• _TASK PROMPT_
Copy every line from the material below that holds "marker".

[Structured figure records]
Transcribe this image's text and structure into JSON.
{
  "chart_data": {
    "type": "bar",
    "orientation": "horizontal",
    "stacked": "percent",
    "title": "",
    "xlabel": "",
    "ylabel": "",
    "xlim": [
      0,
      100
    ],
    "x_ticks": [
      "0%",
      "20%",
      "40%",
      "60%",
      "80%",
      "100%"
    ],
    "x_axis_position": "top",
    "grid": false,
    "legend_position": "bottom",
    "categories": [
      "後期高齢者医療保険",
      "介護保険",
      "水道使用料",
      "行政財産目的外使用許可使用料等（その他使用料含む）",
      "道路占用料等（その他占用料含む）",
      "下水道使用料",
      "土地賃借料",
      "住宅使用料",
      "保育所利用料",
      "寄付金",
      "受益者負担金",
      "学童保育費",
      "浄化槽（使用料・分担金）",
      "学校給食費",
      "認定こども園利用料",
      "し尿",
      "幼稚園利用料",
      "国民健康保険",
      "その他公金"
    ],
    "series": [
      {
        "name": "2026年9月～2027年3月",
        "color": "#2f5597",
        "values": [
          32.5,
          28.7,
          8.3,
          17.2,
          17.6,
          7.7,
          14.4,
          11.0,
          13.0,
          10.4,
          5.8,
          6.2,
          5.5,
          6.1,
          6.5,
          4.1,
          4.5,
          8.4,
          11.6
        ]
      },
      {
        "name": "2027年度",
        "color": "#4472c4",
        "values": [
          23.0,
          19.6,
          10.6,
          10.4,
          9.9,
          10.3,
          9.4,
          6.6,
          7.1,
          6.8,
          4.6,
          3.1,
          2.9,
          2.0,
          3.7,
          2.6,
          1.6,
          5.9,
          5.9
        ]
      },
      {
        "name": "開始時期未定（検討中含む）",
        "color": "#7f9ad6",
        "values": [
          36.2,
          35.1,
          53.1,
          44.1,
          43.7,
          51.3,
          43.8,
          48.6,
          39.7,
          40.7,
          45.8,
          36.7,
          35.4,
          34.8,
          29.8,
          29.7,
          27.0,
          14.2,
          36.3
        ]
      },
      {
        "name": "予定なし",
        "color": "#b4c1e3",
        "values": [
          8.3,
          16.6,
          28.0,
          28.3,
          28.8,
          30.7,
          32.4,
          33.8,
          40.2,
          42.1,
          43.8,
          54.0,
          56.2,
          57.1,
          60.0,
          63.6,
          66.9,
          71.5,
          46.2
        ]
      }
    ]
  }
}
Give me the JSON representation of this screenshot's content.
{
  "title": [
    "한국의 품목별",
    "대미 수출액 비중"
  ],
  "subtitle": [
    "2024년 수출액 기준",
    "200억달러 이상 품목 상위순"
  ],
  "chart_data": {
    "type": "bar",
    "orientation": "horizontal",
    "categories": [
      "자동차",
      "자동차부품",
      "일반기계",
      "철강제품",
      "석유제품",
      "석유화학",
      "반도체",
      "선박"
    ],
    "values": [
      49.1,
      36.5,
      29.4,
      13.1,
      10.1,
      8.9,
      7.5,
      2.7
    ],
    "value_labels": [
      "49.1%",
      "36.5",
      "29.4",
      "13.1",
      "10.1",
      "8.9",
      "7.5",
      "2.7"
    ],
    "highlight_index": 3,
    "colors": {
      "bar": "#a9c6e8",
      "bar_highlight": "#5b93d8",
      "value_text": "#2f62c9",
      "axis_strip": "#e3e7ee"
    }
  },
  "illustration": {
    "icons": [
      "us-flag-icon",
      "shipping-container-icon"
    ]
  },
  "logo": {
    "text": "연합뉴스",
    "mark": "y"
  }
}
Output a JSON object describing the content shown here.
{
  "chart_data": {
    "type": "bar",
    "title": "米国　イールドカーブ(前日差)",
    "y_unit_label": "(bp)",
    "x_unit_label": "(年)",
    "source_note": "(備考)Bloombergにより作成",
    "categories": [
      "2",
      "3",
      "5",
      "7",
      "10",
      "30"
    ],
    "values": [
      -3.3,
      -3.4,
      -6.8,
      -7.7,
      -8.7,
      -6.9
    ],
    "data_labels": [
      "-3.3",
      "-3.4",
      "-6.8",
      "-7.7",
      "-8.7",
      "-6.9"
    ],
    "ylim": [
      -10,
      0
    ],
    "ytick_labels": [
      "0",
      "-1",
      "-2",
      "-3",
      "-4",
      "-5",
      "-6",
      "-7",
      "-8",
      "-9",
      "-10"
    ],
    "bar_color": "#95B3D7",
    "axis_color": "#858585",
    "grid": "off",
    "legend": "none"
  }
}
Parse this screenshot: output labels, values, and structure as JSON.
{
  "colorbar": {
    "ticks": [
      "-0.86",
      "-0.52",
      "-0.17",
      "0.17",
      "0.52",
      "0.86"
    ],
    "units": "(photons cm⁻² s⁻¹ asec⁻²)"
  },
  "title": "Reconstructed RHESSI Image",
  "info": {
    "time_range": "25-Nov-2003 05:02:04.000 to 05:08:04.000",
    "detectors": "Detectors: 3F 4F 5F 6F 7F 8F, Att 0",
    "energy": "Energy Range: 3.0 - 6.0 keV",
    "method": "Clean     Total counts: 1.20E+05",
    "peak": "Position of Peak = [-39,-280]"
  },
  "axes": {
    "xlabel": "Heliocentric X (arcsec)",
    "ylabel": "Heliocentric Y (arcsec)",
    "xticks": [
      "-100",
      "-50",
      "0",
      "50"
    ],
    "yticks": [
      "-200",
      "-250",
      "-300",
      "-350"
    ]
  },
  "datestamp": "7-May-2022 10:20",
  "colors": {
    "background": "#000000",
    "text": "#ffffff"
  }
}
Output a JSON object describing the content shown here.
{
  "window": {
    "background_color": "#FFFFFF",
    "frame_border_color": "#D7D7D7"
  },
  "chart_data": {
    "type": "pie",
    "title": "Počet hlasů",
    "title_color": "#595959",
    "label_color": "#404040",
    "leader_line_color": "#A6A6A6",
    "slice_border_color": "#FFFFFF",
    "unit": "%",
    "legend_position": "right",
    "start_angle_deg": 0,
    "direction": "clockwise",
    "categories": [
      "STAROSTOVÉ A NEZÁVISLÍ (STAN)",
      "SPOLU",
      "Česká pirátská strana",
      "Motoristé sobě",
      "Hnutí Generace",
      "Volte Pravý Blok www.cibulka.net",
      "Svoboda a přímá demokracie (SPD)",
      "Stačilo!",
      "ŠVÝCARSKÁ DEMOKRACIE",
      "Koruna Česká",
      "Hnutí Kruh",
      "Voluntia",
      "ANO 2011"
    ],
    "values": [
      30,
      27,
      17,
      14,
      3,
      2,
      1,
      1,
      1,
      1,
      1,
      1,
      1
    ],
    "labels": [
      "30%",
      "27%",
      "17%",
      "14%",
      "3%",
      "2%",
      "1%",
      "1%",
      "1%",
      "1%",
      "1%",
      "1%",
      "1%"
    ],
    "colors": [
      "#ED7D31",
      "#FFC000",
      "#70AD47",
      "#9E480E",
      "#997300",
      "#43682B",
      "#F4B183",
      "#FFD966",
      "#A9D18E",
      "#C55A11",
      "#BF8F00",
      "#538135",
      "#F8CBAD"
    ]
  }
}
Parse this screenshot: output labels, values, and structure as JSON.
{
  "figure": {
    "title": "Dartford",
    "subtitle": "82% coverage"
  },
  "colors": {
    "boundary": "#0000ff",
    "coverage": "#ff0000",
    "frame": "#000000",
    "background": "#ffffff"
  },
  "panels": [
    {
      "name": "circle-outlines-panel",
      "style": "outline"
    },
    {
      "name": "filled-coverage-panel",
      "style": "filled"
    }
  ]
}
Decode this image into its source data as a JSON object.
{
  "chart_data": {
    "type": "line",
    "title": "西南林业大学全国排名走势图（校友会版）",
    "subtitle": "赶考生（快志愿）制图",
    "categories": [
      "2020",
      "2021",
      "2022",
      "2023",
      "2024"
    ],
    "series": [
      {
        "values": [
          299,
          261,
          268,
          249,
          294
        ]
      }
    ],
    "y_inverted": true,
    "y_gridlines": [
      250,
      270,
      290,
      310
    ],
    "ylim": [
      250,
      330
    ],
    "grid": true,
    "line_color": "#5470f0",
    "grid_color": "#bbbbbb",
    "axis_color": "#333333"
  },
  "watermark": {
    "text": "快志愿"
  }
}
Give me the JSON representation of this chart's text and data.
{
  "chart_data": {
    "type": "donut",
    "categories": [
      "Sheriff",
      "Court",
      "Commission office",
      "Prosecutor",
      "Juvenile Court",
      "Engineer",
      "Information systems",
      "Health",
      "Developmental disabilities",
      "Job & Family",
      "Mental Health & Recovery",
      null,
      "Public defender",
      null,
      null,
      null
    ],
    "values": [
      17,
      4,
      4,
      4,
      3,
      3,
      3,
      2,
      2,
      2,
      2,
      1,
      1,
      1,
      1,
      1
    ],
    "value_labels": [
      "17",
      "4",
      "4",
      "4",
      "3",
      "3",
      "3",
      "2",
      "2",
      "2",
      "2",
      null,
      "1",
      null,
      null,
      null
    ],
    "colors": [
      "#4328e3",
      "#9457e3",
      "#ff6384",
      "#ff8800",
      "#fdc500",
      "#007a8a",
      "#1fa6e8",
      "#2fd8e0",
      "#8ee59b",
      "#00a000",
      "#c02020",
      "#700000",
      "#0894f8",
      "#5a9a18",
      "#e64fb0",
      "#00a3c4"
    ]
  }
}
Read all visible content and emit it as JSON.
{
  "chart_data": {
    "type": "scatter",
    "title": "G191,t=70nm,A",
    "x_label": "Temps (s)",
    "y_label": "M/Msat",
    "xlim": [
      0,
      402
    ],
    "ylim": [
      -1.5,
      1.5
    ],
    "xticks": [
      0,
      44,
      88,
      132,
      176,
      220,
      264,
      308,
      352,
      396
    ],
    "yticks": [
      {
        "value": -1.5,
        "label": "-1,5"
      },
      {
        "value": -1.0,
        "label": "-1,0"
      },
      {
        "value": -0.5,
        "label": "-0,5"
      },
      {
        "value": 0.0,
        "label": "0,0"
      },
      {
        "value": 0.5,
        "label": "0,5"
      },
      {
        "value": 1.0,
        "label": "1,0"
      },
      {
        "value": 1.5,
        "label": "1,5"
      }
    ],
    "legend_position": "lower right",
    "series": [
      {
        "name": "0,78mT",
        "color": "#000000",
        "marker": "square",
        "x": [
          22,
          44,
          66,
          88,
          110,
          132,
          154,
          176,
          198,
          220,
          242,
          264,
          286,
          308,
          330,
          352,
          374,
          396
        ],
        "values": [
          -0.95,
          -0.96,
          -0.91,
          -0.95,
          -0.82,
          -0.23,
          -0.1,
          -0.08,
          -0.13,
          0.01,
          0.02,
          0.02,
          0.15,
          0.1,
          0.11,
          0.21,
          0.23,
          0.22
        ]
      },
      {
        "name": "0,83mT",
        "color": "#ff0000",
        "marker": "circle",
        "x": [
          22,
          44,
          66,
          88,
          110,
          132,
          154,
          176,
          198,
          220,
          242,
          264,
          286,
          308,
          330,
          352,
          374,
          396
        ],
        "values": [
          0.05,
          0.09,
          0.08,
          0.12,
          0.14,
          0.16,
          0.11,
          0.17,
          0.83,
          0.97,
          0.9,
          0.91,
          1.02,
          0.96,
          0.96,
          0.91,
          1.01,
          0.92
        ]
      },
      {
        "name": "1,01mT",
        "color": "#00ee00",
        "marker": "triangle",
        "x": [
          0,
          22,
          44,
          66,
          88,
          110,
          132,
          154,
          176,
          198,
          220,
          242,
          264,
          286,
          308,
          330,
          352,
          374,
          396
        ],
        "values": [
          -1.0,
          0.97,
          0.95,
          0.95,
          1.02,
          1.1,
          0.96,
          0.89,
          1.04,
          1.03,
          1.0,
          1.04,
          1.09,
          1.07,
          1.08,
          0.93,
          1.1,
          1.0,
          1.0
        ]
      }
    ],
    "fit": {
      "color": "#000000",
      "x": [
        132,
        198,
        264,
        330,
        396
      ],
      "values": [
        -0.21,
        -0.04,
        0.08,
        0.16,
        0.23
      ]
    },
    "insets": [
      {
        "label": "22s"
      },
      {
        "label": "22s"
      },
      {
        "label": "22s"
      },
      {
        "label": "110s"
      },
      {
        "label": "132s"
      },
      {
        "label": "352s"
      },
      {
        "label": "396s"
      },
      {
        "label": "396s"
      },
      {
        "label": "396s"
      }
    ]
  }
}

• _THE REPLY_
        "marker": "square",
        "marker": "circle",
        "marker": "triangle",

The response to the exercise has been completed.